• Work to complete
Your task is to quote the material that follows, in full and exactly.

** BEGIN **

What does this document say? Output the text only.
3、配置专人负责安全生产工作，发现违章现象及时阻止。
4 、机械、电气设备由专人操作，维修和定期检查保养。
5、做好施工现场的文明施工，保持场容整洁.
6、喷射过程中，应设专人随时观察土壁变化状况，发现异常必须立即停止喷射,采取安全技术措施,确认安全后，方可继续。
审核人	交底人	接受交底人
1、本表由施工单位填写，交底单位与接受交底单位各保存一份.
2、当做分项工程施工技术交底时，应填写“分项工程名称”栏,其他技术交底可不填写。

** END **

• Task response
What does this document say? Output the text only.
3、配置专人负责安全生产工作，发现违章现象及时阻止。
4 、机械、电气设备由专人操作，维修和定期检查保养。
5、做好施工现场的文明施工，保持场容整洁.
6、喷射过程中，应设专人随时观察土壁变化状况，发现异常必须立即停止喷射,采取安全技术措施,确认安全后，方可继续。
审核人	交底人	接受交底人
1、本表由施工单位填写，交底单位与接受交底单位各保存一份.
2、当做分项工程施工技术交底时，应填写“分项工程名称”栏,其他技术交底可不填写。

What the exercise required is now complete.